**Required task:** Go through the records and extract every line with the word "this".
● ● ● ● ● ● ●
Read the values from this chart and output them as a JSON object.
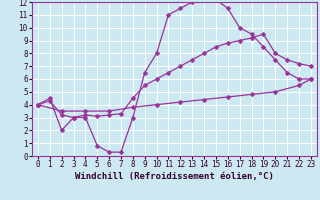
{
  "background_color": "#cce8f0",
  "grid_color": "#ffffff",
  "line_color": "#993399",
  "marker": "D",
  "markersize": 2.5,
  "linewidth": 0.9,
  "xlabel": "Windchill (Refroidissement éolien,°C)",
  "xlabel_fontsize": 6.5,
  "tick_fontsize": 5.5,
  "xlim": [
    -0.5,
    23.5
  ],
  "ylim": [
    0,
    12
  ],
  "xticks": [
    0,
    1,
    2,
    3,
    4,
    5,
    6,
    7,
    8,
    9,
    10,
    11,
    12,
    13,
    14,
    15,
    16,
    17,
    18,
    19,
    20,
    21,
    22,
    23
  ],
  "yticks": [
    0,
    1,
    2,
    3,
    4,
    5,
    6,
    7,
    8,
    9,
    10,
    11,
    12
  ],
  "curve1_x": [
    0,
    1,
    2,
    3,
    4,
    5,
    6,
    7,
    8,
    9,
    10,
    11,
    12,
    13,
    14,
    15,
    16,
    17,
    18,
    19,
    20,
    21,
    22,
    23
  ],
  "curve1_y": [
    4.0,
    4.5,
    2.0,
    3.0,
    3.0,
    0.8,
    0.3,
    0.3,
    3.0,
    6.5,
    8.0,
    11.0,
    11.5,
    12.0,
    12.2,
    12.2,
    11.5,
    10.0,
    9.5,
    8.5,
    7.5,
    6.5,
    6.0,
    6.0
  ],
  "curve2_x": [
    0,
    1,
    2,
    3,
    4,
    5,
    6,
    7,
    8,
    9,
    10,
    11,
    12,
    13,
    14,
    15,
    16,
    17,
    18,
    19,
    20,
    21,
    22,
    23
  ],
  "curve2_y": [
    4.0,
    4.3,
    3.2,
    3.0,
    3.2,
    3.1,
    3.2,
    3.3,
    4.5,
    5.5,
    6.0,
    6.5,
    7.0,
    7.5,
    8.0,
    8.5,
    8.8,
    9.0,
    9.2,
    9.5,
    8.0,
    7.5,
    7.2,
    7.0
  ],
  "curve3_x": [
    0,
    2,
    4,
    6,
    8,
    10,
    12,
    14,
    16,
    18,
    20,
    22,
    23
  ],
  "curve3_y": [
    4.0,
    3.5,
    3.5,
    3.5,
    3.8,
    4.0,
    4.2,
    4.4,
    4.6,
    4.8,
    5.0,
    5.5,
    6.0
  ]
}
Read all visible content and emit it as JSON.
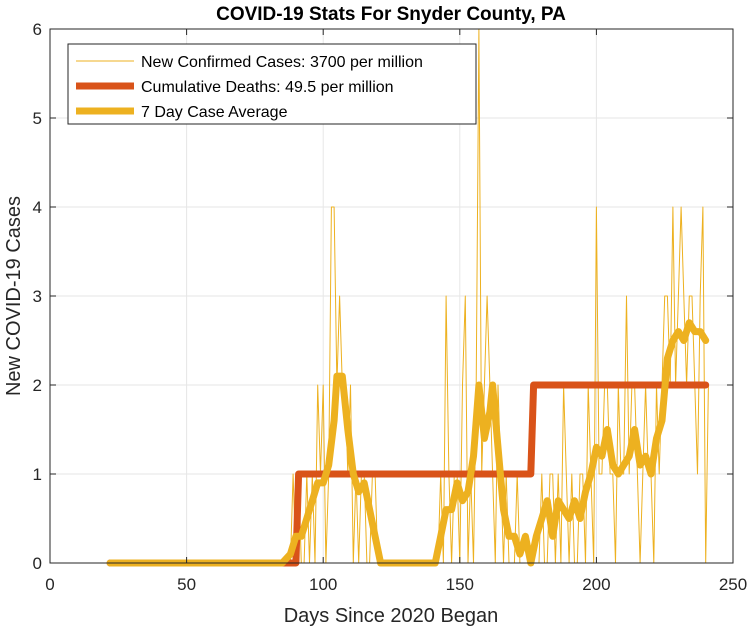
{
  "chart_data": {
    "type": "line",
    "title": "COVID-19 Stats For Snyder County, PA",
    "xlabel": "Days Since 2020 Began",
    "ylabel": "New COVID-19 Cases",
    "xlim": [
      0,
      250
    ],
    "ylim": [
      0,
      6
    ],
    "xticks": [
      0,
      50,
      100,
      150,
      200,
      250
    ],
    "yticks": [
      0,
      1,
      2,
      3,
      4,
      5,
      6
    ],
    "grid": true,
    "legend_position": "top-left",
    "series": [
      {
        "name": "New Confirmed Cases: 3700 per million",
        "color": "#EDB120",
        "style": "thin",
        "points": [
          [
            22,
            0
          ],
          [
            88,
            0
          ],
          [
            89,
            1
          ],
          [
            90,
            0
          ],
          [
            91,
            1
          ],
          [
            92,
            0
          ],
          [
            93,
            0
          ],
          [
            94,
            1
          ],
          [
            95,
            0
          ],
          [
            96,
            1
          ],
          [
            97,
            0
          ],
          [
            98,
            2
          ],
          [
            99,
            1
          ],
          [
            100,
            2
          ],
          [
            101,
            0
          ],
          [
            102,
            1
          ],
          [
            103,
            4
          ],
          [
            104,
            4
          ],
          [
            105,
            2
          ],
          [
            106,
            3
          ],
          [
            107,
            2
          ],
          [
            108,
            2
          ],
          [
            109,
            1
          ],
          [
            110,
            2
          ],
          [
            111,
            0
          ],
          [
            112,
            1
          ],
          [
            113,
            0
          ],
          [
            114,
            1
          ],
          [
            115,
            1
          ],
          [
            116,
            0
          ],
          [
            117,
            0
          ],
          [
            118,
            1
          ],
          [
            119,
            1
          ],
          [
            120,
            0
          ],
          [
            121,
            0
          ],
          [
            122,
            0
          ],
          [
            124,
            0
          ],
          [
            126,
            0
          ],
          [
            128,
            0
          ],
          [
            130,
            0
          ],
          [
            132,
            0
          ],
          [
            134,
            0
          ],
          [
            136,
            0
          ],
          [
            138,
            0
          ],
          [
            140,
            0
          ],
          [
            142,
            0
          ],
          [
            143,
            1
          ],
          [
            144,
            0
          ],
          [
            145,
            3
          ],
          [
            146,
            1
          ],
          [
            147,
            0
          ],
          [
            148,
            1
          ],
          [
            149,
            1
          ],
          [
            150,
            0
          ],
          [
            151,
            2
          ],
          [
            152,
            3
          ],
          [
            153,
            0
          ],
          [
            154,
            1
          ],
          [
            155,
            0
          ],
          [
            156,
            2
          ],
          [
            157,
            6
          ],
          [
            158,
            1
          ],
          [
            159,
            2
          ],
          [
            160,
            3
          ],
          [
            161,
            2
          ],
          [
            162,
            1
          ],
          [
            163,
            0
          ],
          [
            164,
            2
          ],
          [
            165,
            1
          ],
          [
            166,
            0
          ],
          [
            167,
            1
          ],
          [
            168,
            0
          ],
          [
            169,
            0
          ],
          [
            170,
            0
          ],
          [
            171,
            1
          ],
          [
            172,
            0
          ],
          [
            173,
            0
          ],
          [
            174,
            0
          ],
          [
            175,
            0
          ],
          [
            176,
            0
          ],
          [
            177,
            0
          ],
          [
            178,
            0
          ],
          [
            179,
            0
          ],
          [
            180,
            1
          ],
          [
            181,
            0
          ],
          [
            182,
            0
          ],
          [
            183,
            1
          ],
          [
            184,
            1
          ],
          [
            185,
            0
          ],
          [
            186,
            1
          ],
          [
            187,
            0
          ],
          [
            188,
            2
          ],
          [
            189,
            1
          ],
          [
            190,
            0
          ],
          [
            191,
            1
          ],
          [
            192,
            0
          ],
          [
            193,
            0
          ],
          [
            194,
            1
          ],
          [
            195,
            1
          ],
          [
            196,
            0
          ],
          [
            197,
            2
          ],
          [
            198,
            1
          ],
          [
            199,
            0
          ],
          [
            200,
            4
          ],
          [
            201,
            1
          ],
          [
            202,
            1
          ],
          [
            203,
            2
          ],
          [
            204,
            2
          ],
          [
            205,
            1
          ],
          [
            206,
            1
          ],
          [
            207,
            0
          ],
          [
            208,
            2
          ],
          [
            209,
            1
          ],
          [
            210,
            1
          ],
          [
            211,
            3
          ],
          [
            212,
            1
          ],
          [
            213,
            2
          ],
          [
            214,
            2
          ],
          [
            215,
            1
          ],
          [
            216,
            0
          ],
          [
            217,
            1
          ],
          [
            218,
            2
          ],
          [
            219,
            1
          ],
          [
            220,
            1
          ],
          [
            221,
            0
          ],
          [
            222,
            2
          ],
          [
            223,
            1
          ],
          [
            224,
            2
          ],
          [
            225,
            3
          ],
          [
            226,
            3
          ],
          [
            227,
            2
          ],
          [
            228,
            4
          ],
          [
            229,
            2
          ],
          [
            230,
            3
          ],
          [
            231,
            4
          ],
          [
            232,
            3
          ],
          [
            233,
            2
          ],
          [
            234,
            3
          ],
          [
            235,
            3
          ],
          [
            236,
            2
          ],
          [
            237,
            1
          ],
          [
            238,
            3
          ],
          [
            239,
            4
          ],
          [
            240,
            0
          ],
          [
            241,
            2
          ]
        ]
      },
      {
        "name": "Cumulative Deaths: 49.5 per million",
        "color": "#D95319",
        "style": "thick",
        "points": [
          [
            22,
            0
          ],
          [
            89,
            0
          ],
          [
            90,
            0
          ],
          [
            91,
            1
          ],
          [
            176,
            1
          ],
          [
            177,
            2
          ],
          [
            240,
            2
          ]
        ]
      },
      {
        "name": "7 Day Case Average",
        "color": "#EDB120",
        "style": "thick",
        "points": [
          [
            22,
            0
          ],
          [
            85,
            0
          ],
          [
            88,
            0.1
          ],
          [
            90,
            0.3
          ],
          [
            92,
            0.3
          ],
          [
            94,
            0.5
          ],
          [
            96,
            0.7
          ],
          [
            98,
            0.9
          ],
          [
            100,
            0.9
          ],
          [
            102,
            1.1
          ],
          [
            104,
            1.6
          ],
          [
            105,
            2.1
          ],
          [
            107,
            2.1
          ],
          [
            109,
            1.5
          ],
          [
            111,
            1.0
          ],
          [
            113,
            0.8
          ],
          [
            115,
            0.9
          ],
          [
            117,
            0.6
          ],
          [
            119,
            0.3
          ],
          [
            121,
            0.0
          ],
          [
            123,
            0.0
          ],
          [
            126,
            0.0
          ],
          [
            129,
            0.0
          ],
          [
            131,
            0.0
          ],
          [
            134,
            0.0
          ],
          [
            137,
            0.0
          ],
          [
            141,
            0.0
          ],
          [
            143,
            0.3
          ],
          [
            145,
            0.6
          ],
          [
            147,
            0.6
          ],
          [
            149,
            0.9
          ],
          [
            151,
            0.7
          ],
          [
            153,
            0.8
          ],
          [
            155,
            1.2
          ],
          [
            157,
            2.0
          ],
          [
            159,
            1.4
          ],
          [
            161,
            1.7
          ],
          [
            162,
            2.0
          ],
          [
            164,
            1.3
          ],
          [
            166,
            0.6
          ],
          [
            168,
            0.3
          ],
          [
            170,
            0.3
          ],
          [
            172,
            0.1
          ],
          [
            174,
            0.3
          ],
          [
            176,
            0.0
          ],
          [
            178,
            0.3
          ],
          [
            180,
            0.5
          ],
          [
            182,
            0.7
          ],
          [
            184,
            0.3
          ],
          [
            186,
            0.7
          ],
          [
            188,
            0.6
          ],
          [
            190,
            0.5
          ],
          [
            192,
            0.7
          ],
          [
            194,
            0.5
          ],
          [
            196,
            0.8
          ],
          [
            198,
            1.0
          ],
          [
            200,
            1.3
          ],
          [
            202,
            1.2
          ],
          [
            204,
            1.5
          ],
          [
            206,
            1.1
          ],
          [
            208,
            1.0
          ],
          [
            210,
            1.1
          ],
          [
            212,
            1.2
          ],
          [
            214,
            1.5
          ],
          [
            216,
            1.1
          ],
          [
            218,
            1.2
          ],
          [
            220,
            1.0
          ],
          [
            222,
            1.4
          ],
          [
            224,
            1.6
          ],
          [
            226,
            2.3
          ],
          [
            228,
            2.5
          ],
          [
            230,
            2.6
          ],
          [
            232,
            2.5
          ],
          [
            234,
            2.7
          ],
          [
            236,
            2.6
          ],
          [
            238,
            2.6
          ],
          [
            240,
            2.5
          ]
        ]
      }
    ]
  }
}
● ● ● ● ● ● ●
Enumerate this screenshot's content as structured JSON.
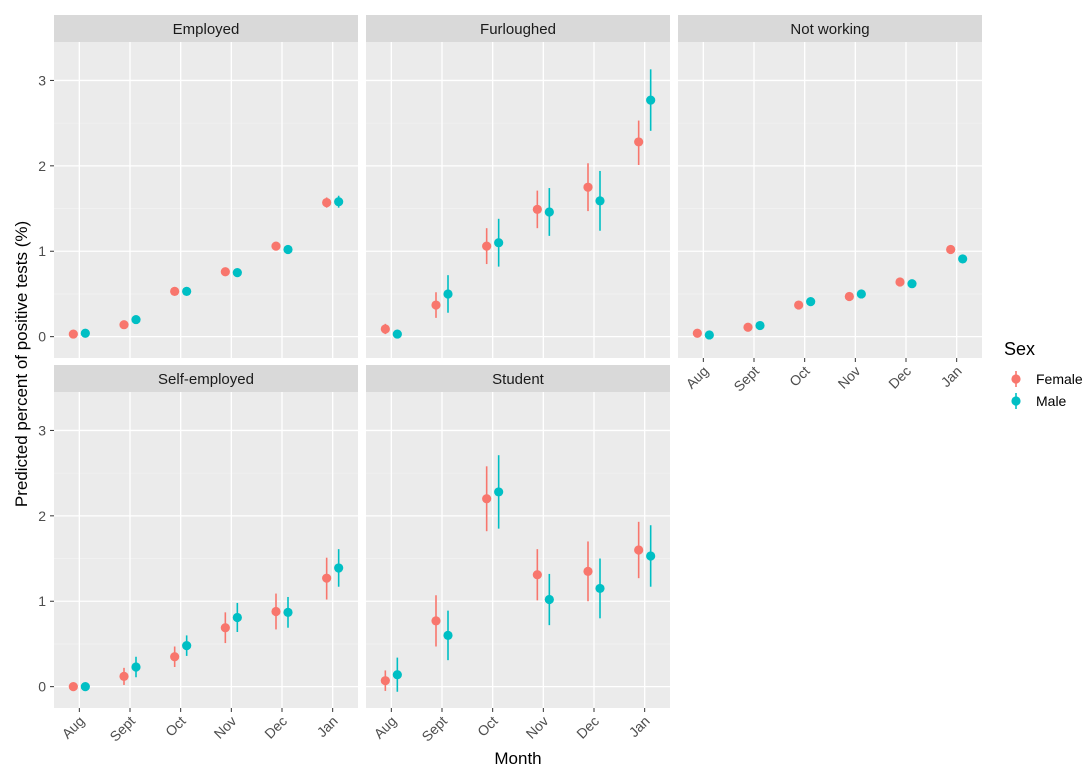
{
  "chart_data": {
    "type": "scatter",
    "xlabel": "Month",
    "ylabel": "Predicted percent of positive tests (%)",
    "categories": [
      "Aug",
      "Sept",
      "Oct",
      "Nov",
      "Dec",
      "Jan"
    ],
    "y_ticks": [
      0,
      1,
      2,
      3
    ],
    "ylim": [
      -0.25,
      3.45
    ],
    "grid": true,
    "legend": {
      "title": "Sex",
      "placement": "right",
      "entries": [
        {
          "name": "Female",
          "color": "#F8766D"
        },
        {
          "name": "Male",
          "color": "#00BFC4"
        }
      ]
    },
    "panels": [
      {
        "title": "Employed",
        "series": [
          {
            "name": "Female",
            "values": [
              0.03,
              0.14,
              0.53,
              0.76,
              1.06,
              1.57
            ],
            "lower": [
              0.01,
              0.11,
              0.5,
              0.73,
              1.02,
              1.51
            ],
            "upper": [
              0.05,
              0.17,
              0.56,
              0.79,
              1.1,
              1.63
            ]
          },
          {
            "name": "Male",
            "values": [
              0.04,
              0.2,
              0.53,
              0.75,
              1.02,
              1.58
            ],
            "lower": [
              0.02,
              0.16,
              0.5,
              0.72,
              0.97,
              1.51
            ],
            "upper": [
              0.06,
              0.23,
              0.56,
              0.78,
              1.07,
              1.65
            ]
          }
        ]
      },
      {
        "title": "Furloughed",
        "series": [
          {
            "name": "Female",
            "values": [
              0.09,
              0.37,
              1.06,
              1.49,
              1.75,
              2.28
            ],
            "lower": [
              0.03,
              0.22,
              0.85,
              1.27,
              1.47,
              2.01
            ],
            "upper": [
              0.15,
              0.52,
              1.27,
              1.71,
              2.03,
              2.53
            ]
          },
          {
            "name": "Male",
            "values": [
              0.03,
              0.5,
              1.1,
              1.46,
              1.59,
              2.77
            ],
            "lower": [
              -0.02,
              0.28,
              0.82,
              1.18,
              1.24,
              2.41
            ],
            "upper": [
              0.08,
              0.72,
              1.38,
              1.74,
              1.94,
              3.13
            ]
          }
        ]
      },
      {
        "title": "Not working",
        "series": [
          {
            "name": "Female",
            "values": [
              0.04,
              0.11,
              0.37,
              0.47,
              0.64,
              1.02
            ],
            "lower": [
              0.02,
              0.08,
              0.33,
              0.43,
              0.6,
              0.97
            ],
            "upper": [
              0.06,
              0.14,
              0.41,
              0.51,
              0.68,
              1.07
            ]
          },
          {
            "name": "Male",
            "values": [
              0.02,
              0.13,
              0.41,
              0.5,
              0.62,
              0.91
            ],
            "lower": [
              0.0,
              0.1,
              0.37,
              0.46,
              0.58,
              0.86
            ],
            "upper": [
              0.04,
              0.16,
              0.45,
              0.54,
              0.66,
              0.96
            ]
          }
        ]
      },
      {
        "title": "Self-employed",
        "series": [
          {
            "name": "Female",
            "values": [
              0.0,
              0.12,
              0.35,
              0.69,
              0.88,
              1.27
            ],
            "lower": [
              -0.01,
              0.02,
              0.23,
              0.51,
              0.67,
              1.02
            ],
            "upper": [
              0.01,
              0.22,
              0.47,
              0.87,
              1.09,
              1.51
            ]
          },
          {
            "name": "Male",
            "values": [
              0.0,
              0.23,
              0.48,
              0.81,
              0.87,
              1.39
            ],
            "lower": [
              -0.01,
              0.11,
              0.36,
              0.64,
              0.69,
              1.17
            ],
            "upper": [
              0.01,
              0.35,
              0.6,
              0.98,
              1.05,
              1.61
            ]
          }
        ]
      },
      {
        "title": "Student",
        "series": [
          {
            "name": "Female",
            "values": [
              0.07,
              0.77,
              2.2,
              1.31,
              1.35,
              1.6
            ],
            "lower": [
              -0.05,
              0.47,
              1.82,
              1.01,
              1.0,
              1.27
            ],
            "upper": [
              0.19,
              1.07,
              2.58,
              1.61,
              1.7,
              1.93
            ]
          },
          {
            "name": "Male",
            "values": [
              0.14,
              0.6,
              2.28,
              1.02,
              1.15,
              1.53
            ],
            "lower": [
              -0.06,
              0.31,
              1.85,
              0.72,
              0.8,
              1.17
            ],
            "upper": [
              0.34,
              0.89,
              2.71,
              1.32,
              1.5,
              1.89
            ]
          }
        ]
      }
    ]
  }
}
● ● ● ● ● ● ●
**Right answer:**
Read the values from this chart and output them as a JSON object.
Enumerate this screenshot's content as structured JSON.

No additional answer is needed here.